Task details:
Go through the material below and copy each line where the word "Windows" appears.
::::::
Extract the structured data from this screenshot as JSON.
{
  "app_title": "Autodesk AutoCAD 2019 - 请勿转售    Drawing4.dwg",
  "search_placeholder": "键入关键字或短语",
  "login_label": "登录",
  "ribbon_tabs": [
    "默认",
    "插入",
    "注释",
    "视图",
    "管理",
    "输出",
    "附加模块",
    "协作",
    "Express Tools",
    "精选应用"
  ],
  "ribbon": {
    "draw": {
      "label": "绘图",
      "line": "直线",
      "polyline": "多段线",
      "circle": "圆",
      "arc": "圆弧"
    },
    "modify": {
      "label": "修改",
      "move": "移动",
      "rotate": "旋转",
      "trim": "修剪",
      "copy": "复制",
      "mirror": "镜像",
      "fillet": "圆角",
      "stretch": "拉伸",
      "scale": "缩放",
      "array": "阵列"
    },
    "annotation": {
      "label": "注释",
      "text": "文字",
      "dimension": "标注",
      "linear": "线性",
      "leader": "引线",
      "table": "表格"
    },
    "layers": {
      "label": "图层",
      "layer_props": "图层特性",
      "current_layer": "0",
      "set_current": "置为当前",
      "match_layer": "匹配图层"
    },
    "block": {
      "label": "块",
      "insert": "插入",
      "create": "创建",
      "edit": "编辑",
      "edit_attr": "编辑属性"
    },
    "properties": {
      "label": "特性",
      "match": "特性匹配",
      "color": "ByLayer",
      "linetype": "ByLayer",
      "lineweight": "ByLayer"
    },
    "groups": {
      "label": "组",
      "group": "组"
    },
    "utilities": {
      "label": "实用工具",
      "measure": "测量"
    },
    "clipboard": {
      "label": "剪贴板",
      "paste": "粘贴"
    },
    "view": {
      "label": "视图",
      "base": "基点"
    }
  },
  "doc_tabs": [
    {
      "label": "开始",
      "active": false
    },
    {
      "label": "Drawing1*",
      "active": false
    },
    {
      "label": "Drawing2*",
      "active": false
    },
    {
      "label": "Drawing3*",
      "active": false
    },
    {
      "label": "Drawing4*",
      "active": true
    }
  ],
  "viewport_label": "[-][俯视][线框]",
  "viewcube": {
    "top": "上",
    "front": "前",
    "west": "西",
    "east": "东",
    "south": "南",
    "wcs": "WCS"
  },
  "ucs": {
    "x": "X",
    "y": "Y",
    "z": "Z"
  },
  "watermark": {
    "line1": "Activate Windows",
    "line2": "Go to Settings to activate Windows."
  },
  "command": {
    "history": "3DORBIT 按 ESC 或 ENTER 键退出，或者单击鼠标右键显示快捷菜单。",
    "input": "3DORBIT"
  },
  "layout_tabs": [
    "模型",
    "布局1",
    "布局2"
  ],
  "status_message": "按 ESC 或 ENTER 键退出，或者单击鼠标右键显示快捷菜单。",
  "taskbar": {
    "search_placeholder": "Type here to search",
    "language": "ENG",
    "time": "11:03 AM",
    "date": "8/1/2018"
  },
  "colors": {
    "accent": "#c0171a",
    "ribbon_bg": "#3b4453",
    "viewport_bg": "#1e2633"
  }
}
::::::
Solution:
    "line1": "Activate Windows",
    "line2": "Go to Settings to activate Windows."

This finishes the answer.